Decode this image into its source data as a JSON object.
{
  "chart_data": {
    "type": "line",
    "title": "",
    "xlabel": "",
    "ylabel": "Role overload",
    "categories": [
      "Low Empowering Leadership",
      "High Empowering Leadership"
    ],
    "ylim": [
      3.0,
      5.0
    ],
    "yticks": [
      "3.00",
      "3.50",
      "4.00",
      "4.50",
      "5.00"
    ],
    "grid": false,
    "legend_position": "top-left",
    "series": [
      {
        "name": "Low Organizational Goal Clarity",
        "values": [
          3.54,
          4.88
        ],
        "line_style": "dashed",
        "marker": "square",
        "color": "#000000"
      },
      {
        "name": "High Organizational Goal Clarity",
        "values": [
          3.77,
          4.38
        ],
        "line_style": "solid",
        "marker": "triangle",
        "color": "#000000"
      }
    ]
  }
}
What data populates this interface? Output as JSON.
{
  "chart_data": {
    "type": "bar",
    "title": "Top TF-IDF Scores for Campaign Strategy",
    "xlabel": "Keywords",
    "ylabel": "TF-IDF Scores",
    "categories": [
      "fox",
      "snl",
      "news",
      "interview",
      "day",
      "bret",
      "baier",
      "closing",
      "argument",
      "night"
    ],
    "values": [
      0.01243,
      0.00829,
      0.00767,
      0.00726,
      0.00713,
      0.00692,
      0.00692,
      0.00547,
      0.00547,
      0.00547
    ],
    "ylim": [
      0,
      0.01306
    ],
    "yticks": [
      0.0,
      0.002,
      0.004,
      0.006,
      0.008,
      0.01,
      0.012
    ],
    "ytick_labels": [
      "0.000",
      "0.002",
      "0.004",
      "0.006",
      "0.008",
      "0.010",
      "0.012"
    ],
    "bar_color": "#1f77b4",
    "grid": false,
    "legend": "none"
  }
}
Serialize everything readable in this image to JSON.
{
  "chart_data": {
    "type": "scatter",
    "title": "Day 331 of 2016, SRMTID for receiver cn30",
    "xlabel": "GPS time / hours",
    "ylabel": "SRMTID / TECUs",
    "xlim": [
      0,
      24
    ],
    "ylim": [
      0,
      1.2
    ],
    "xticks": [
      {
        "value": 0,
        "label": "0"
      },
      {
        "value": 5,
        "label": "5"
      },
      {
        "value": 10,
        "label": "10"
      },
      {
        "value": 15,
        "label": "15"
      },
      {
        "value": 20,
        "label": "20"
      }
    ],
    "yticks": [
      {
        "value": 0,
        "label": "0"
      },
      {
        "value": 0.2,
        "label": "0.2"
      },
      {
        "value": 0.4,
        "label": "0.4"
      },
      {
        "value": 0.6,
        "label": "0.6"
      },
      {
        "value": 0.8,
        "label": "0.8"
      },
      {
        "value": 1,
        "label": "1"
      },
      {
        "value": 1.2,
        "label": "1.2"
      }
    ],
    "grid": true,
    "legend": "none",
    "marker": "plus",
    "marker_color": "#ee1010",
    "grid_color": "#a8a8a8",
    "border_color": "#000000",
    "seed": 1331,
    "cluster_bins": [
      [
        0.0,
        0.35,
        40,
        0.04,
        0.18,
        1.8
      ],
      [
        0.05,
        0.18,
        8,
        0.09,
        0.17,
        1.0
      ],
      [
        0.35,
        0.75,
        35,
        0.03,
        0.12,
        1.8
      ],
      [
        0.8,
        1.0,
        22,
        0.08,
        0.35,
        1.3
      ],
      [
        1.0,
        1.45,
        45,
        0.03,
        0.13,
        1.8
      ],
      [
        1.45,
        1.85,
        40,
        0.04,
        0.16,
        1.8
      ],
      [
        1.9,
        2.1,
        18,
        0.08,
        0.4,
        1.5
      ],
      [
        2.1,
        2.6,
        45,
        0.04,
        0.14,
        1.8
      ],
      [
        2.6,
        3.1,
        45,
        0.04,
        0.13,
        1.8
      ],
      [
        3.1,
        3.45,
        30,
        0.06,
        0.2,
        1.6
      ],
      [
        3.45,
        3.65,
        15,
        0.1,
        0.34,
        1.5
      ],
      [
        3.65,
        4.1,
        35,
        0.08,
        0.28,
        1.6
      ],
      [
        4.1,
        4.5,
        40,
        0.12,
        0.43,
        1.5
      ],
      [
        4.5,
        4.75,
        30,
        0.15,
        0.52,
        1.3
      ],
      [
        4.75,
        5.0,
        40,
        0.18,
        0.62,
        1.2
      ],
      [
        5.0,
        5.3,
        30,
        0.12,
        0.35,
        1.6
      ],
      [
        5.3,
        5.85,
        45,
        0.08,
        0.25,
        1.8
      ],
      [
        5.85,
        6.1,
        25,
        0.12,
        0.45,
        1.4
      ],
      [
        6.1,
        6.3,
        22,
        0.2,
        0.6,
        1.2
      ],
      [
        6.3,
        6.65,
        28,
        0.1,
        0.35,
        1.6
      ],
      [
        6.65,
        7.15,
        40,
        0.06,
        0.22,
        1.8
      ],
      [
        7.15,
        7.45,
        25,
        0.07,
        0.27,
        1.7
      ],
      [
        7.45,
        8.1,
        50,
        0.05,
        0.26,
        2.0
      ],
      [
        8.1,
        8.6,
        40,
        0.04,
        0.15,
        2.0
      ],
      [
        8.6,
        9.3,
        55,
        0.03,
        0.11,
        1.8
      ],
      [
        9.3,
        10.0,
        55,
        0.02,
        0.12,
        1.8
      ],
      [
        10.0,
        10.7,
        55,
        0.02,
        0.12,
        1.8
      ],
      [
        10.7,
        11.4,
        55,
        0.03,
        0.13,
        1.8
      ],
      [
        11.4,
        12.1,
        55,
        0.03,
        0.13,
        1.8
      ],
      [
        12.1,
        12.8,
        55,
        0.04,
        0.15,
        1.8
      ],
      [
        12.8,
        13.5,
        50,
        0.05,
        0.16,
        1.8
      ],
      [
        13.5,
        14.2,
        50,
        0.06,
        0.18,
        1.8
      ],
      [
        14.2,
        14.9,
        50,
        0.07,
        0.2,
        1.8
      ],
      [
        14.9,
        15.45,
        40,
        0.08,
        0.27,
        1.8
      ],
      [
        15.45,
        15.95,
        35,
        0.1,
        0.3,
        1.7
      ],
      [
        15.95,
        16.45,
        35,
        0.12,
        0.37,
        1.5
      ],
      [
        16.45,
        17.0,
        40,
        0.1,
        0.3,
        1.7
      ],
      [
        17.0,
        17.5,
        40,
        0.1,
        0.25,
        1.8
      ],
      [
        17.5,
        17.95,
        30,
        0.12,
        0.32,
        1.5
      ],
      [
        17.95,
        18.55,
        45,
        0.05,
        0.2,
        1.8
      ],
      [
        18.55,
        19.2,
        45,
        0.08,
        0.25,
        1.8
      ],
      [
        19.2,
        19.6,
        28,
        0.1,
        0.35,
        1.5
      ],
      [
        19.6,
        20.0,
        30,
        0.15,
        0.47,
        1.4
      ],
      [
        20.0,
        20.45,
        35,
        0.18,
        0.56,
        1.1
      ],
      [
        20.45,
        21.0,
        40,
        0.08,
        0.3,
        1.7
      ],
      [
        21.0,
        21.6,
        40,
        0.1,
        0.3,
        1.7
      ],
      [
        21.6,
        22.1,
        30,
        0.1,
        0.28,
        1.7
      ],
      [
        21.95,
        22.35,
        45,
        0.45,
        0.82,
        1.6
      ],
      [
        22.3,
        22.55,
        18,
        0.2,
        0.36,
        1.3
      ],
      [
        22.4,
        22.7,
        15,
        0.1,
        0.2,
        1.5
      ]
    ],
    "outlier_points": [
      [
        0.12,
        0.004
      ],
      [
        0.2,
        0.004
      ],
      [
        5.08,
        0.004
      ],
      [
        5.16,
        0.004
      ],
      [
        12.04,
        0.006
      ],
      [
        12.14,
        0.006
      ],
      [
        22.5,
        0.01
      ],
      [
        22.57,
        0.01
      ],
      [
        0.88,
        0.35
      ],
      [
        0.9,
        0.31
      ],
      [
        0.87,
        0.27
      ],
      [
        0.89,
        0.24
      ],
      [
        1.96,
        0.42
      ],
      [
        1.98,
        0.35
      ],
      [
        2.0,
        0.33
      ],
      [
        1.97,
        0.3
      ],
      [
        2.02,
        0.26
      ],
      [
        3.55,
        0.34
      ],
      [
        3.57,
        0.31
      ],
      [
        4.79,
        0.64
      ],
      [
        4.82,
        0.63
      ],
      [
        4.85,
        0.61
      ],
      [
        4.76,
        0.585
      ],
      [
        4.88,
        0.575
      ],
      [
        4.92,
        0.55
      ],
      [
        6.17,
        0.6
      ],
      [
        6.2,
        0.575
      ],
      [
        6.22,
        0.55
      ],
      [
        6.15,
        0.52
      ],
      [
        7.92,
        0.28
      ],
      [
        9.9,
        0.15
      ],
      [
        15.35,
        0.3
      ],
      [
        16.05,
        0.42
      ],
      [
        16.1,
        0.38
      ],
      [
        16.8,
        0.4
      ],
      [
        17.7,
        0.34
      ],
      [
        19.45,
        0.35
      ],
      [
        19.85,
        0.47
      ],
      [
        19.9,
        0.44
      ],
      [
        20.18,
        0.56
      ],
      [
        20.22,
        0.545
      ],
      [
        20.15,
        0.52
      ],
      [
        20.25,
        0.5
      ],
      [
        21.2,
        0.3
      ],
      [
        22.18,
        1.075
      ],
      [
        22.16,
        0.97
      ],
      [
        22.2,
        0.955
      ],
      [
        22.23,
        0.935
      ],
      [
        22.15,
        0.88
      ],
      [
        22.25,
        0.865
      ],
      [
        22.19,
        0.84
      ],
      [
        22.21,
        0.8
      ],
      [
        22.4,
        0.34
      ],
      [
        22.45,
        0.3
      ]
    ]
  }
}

....

TASK OBJECTIVE -> Read the entries and pick out all lines that include the word "Scores".

THE RESULT ->
    "title": "Top TF-IDF Scores for Campaign Strategy",
    "ylabel": "TF-IDF Scores",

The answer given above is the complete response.